*Document section:*
────────────────────
# Gross floor area for stairway - which floor?



## Glenn (Jul 9, 2019)

Two stories connected by a single stairway with two stairs and an intermediate landing.  All functions of spaces require gross floor area calculation.  Which floor does the area of the stairway apply to?

1) one stair and half the landing to each story?
2) All to the bottom story?
3) All to the top story?
4) Whatever works best to limit occupant load where the designer wants?

What is your interpretation?  Thanks.


----------



## cda (Jul 9, 2019)

A?

All areas shall have code compliant exiting.

A simple floor plan would help.


----------



## mtlogcabin (Jul 10, 2019)

#4


----------



## e hilton (Jul 10, 2019)

If there was no second floor, then there would not need to be stairs, so charge the stairs to the second floor.  Wait ... if there was no second floor, the space would be part of the first floor.


----------



## mtlogcabin (Jul 10, 2019)

Technically you do not get a deduction for stairs on any floor so you include each area the stairs takes up to each floor so the number is the same on all floors. You look at each and assume no stair exist

FLOOR AREA, GROSS. The floor area within the inside perimeter of the exterior walls of the building under consideration, exclusive of vent shafts and courts,* without deduction for corridors, stairways,* closets, the thickness of interior walls, columns or other features


----------



## Glenn (Jul 10, 2019)

mtlogcabin said:


> Technically you do not get a deduction for stairs on any floor so you include each area the stairs takes up to each floor so the number is the same on all floors. You look at each and assume no stair exist
> 
> FLOOR AREA, GROSS. The floor area within the inside perimeter of the exterior walls of the building under consideration, exclusive of vent shafts and courts,* without deduction for corridors, stairways,* closets, the thickness of interior walls, columns or other features



I see your rational here using the definition, and that is the answer that leans toward safety.  However, I don't see the rational of counting the area of the stairs twice.  Trying to explain that in an educational environment reduces faith in the sensibility of the code.  If the function of space dictates an occupancy density, it would be hard to convince someone that twice that density would be hanging out on the stairs.
My thought was they would be best counted toward the second floor because the question is of occupant load and thus number of exit access.  The occupants on the stairs would only be on the stairs for the sake of going to or coming down from the second floor.  First floor occupants would not need the stairs.  In a particular example, if the stairway was counted toward the second floor, it would tip the scales to needing two exit accesses from the second floor.  Since the stairs are not providing exiting means for the occupants on the first floor, it would make the most sense to apply them to the second floor.


----------



## Glenn (Jul 10, 2019)

cda said:


> A?
> 
> All areas shall have code compliant exiting.
> 
> A simple floor plan would help.



Just imagine a two story building with a stairway in the middle.  For a gross floor area you calculate the floor area inside the exterior walls.  However, at the stairway, there is only one "floor area" (surface for people to stand) that covers both stories.  If counted twice, it would be assuming twice the density on the stairway over any other place in the building.  That is hard to justify.
────────────────────
*Information supplied:*
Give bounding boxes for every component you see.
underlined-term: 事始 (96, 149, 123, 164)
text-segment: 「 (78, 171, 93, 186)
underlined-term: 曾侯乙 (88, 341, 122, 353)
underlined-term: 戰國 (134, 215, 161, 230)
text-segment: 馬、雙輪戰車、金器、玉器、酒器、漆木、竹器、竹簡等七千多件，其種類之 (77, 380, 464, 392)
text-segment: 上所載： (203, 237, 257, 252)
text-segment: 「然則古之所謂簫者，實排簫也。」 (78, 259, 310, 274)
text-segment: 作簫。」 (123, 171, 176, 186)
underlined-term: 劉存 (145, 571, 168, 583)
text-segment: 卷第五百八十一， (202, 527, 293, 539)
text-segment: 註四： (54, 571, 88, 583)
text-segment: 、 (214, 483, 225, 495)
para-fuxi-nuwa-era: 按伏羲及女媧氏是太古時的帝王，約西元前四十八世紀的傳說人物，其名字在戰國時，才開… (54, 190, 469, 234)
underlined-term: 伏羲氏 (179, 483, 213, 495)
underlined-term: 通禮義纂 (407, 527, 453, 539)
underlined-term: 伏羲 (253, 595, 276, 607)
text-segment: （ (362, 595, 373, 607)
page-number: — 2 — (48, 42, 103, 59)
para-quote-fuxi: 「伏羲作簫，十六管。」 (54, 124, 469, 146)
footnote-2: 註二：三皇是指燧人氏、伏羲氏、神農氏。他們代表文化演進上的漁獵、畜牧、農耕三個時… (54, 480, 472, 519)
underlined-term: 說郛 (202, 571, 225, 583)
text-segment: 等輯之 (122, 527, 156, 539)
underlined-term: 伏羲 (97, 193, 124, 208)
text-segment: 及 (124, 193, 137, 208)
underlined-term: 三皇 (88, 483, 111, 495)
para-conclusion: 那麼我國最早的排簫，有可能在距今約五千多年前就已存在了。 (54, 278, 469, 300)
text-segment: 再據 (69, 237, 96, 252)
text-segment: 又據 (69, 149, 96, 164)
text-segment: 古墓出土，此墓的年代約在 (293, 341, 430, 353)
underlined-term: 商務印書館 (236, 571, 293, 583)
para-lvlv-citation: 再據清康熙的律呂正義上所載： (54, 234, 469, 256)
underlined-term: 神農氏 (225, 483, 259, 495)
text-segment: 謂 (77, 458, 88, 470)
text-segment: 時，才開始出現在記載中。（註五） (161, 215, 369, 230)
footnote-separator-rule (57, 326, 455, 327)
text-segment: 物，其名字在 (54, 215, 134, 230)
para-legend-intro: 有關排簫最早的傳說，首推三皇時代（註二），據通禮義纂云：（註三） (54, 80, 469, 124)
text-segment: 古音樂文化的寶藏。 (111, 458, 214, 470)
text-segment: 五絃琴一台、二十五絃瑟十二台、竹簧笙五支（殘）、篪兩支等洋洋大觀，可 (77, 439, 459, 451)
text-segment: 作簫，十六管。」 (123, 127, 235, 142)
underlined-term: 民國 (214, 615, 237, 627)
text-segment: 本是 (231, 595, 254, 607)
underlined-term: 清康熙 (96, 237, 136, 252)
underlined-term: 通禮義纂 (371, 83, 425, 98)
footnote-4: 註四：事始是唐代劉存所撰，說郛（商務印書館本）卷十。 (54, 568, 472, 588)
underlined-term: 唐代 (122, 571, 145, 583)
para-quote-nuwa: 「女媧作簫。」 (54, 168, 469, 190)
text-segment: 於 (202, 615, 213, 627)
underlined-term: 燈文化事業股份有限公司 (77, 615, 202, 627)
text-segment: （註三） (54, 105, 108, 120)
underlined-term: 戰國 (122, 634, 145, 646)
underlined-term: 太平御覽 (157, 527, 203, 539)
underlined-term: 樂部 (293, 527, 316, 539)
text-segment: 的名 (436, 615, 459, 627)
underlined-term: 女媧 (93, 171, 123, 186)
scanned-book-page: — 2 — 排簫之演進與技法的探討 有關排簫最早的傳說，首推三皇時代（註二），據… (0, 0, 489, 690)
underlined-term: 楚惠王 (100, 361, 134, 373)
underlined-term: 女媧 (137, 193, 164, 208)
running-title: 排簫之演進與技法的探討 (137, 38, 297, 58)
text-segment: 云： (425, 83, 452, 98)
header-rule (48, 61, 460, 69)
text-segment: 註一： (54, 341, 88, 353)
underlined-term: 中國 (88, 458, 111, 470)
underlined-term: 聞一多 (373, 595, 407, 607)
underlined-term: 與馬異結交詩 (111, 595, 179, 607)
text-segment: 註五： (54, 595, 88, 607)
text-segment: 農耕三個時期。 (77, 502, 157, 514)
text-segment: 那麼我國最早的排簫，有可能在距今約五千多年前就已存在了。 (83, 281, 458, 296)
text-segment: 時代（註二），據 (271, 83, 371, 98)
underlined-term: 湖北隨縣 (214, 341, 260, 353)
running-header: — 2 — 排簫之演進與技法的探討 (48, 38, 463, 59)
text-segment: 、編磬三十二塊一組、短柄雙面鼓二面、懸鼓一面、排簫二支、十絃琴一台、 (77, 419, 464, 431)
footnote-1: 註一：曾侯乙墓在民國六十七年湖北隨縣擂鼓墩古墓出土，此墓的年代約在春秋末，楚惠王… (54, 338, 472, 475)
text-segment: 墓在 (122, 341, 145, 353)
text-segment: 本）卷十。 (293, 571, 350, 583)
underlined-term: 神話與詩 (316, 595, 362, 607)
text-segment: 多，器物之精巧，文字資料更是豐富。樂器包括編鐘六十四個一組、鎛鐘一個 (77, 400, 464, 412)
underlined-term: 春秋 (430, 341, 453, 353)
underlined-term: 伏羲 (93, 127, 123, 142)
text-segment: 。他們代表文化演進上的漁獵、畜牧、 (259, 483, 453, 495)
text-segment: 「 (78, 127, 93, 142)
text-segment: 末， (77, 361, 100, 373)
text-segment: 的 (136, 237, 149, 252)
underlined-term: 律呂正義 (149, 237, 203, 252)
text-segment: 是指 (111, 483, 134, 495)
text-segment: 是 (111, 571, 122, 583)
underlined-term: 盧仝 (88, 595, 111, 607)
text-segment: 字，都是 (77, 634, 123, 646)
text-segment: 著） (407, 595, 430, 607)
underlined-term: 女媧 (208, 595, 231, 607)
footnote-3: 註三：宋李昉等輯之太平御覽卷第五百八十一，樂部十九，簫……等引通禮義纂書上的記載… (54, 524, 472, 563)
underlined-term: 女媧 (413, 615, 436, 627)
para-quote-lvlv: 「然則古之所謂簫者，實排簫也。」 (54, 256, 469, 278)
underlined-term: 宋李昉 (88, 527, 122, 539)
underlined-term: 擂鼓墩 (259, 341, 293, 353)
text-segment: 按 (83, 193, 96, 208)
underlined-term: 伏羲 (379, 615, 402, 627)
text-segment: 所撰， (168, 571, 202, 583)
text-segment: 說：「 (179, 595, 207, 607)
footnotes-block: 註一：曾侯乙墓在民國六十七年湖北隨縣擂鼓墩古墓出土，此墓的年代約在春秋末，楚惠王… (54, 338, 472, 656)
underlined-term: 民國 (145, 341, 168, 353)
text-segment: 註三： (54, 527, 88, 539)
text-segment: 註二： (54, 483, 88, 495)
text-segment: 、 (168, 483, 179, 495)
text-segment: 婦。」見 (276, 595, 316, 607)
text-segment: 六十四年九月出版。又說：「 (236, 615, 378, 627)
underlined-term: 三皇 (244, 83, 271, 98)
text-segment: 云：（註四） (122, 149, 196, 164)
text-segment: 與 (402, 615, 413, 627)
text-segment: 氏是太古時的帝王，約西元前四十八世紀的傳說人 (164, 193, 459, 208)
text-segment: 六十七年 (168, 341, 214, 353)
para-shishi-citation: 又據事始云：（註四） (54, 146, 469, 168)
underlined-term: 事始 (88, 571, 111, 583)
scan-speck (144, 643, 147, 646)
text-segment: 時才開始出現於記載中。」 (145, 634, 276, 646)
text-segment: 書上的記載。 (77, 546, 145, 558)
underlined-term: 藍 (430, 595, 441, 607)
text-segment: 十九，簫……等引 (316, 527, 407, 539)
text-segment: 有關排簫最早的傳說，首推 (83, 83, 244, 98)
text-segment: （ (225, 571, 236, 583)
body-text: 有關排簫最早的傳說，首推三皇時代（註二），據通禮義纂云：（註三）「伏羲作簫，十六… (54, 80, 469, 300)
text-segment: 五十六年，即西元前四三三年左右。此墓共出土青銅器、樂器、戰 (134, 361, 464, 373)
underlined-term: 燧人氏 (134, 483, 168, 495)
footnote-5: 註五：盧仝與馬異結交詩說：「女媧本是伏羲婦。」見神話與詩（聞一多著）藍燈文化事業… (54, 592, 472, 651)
────────────────────
*Stated problem A:* List every option that Glenn's opening post in the stairway floor-area thread gives for which story the stairway area applies to.
*Stated problem B:* Carry on the forum thread about gross floor area for a stairway, starting after its final post.

*Exercise response A:*
1) One stair and half the landing to each story
2) All to the bottom story
3) All to the top story
4) Whatever works best to limit occupant load where the designer wants

*Exercise response B:*
----------



## Inspector Gift (Jul 10, 2019)

Glenn,  
With residential plans we usually include the stairs are part of the floor they serve, but also include any usable space under the stairs with the floor on which they are located.   

For instance, entry hallways with stairs often times have a powder room located under a portion of the stairs.  In that case, the usable space under the stairs is calculated.   The same goes for a closets under the stairs.


----------



## ADAguy (Jul 10, 2019)

OK, so what if the exterior walls of a building are not vertical, they lean inward ( "A" frame) or outward (reverse "A" frame), then where do you measure the gross sq. ftg. to?


----------



## RLGA (Jul 10, 2019)

I use the entire area of the stair enclosure at each story measuring to the inside of exterior walls. For stairways in large floor openings, such as atriums, I use the entire horizontal projected area of the stairway at each story and the entire atrium/opening area on the story in which the atrium/opening floor is located.


----------



## cda (Jul 10, 2019)

Glenn said:


> Just imagine a two story building with a stairway in the middle.  For a gross floor area you calculate the floor area inside the exterior walls.  However, at the stairway, there is only one "floor area" (surface for people to stand) that covers both stories.  If counted twice, it would be assuming twice the density on the stairway over any other place in the building.  That is hard to justify.





I believe the code addresses this already.

As you say multi floor building, idea first floor is mostly gone before the second floor gets to the exit/ stair.


----------



## cda (Jul 10, 2019)

https://up.codes/s/egress-convergence


----------



## mtlogcabin (Jul 10, 2019)

OL is used for plumbing fixture counts and other things in the code. That is why I chose #4 in my original post. If it aids the designer and does not effect egress width and number of exits then I will probably agree with his OL numbers


1004.1.2 Areas without fixed seating.

Exception: Where approved by the building official, the actual number of occupants for whom each occupied space, floor or building is designed, *although less than those determined by calculation, shall be permitted to be used in the determination of the design occupant load.*


----------



## Tim Mailloux (Jul 10, 2019)

Glenn said:


> I see your rational here using the definition, and that is the answer that leans toward safety.



That's not the answer that leans towards safety, that IS the answer.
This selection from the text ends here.